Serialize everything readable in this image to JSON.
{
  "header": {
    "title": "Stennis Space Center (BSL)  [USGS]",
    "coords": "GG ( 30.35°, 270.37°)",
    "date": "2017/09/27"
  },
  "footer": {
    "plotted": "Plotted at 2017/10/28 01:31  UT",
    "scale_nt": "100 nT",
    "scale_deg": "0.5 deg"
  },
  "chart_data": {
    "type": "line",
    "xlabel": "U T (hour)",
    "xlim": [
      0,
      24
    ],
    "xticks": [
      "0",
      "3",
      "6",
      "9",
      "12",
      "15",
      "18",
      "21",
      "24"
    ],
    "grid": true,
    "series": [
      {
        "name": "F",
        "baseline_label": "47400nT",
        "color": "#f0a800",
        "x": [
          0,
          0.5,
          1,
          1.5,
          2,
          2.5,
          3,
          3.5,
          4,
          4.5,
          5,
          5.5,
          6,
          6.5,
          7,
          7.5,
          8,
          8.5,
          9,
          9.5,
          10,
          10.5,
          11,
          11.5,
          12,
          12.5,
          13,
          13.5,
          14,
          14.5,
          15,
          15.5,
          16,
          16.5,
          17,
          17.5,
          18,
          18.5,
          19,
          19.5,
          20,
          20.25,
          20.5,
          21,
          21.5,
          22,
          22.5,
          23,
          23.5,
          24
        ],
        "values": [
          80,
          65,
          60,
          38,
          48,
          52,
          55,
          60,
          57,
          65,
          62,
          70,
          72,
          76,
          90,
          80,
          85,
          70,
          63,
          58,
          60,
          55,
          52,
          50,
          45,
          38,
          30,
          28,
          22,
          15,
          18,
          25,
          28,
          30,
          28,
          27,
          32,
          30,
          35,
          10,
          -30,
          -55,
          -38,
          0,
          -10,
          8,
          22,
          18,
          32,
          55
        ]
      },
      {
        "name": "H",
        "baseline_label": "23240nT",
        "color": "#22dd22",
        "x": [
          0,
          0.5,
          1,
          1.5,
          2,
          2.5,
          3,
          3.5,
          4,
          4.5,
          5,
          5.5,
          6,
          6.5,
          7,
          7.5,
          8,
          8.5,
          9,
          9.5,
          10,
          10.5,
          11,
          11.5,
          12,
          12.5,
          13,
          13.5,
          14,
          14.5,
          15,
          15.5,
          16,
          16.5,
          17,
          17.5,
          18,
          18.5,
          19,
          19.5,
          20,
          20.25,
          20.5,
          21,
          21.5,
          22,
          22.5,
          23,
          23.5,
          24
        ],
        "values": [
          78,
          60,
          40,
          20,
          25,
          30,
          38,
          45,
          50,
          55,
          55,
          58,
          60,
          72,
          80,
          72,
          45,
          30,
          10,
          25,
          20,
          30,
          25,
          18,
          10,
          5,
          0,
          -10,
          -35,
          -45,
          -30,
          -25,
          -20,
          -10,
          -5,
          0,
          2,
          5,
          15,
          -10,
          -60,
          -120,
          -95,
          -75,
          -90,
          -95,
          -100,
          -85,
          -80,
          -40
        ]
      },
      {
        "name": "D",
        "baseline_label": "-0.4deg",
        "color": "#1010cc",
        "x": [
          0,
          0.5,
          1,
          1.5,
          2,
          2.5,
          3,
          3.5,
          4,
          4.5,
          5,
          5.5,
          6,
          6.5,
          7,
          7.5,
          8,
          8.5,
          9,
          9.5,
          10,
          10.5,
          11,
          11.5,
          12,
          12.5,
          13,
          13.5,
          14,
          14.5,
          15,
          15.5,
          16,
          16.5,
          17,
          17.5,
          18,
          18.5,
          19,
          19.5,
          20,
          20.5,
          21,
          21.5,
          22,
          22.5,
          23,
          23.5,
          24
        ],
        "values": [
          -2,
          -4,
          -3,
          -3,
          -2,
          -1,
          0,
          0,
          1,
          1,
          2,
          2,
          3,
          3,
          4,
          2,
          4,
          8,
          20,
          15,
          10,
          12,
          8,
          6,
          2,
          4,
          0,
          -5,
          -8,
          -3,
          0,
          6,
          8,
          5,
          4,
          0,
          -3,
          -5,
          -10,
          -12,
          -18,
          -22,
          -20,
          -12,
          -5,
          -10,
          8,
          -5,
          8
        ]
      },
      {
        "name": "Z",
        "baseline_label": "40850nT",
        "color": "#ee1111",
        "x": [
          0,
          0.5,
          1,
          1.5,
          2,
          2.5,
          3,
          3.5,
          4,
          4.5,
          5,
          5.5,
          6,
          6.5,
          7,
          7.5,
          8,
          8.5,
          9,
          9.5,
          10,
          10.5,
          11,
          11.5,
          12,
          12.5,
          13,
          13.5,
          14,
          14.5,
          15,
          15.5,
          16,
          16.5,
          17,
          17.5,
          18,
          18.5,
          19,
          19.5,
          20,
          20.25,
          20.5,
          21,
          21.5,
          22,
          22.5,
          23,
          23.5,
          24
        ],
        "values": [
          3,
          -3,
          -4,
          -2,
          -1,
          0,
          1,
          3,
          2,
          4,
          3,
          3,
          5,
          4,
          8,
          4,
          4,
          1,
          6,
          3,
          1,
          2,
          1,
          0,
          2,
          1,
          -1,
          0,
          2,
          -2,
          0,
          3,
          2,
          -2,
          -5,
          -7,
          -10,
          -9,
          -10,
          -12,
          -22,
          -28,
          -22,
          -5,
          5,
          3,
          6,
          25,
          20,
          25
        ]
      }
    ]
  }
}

■ ■ ■

• **EXERCISE OBJECTIVE**
Using the material above, print every entry exactly as written.

• **RESULT BELOW**
Serialize everything readable in this image to JSON.
{
  "header": {
    "title": "Stennis Space Center (BSL)  [USGS]",
    "coords": "GG ( 30.35°, 270.37°)",
    "date": "2017/09/27"
  },
  "footer": {
    "plotted": "Plotted at 2017/10/28 01:31  UT",
    "scale_nt": "100 nT",
    "scale_deg": "0.5 deg"
  },
  "chart_data": {
    "type": "line",
    "xlabel": "U T (hour)",
    "xlim": [
      0,
      24
    ],
    "xticks": [
      "0",
      "3",
      "6",
      "9",
      "12",
      "15",
      "18",
      "21",
      "24"
    ],
    "grid": true,
    "series": [
      {
        "name": "F",
        "baseline_label": "47400nT",
        "color": "#f0a800",
        "x": [
          0,
          0.5,
          1,
          1.5,
          2,
          2.5,
          3,
          3.5,
          4,
          4.5,
          5,
          5.5,
          6,
          6.5,
          7,
          7.5,
          8,
          8.5,
          9,
          9.5,
          10,
          10.5,
          11,
          11.5,
          12,
          12.5,
          13,
          13.5,
          14,
          14.5,
          15,
          15.5,
          16,
          16.5,
          17,
          17.5,
          18,
          18.5,
          19,
          19.5,
          20,
          20.25,
          20.5,
          21,
          21.5,
          22,
          22.5,
          23,
          23.5,
          24
        ],
        "values": [
          80,
          65,
          60,
          38,
          48,
          52,
          55,
          60,
          57,
          65,
          62,
          70,
          72,
          76,
          90,
          80,
          85,
          70,
          63,
          58,
          60,
          55,
          52,
          50,
          45,
          38,
          30,
          28,
          22,
          15,
          18,
          25,
          28,
          30,
          28,
          27,
          32,
          30,
          35,
          10,
          -30,
          -55,
          -38,
          0,
          -10,
          8,
          22,
          18,
          32,
          55
        ]
      },
      {
        "name": "H",
        "baseline_label": "23240nT",
        "color": "#22dd22",
        "x": [
          0,
          0.5,
          1,
          1.5,
          2,
          2.5,
          3,
          3.5,
          4,
          4.5,
          5,
          5.5,
          6,
          6.5,
          7,
          7.5,
          8,
          8.5,
          9,
          9.5,
          10,
          10.5,
          11,
          11.5,
          12,
          12.5,
          13,
          13.5,
          14,
          14.5,
          15,
          15.5,
          16,
          16.5,
          17,
          17.5,
          18,
          18.5,
          19,
          19.5,
          20,
          20.25,
          20.5,
          21,
          21.5,
          22,
          22.5,
          23,
          23.5,
          24
        ],
        "values": [
          78,
          60,
          40,
          20,
          25,
          30,
          38,
          45,
          50,
          55,
          55,
          58,
          60,
          72,
          80,
          72,
          45,
          30,
          10,
          25,
          20,
          30,
          25,
          18,
          10,
          5,
          0,
          -10,
          -35,
          -45,
          -30,
          -25,
          -20,
          -10,
          -5,
          0,
          2,
          5,
          15,
          -10,
          -60,
          -120,
          -95,
          -75,
          -90,
          -95,
          -100,
          -85,
          -80,
          -40
        ]
      },
      {
        "name": "D",
        "baseline_label": "-0.4deg",
        "color": "#1010cc",
        "x": [
          0,
          0.5,
          1,
          1.5,
          2,
          2.5,
          3,
          3.5,
          4,
          4.5,
          5,
          5.5,
          6,
          6.5,
          7,
          7.5,
          8,
          8.5,
          9,
          9.5,
          10,
          10.5,
          11,
          11.5,
          12,
          12.5,
          13,
          13.5,
          14,
          14.5,
          15,
          15.5,
          16,
          16.5,
          17,
          17.5,
          18,
          18.5,
          19,
          19.5,
          20,
          20.5,
          21,
          21.5,
          22,
          22.5,
          23,
          23.5,
          24
        ],
        "values": [
          -2,
          -4,
          -3,
          -3,
          -2,
          -1,
          0,
          0,
          1,
          1,
          2,
          2,
          3,
          3,
          4,
          2,
          4,
          8,
          20,
          15,
          10,
          12,
          8,
          6,
          2,
          4,
          0,
          -5,
          -8,
          -3,
          0,
          6,
          8,
          5,
          4,
          0,
          -3,
          -5,
          -10,
          -12,
          -18,
          -22,
          -20,
          -12,
          -5,
          -10,
          8,
          -5,
          8
        ]
      },
      {
        "name": "Z",
        "baseline_label": "40850nT",
        "color": "#ee1111",
        "x": [
          0,
          0.5,
          1,
          1.5,
          2,
          2.5,
          3,
          3.5,
          4,
          4.5,
          5,
          5.5,
          6,
          6.5,
          7,
          7.5,
          8,
          8.5,
          9,
          9.5,
          10,
          10.5,
          11,
          11.5,
          12,
          12.5,
          13,
          13.5,
          14,
          14.5,
          15,
          15.5,
          16,
          16.5,
          17,
          17.5,
          18,
          18.5,
          19,
          19.5,
          20,
          20.25,
          20.5,
          21,
          21.5,
          22,
          22.5,
          23,
          23.5,
          24
        ],
        "values": [
          3,
          -3,
          -4,
          -2,
          -1,
          0,
          1,
          3,
          2,
          4,
          3,
          3,
          5,
          4,
          8,
          4,
          4,
          1,
          6,
          3,
          1,
          2,
          1,
          0,
          2,
          1,
          -1,
          0,
          2,
          -2,
          0,
          3,
          2,
          -2,
          -5,
          -7,
          -10,
          -9,
          -10,
          -12,
          -22,
          -28,
          -22,
          -5,
          5,
          3,
          6,
          25,
          20,
          25
        ]
      }
    ]
  }
}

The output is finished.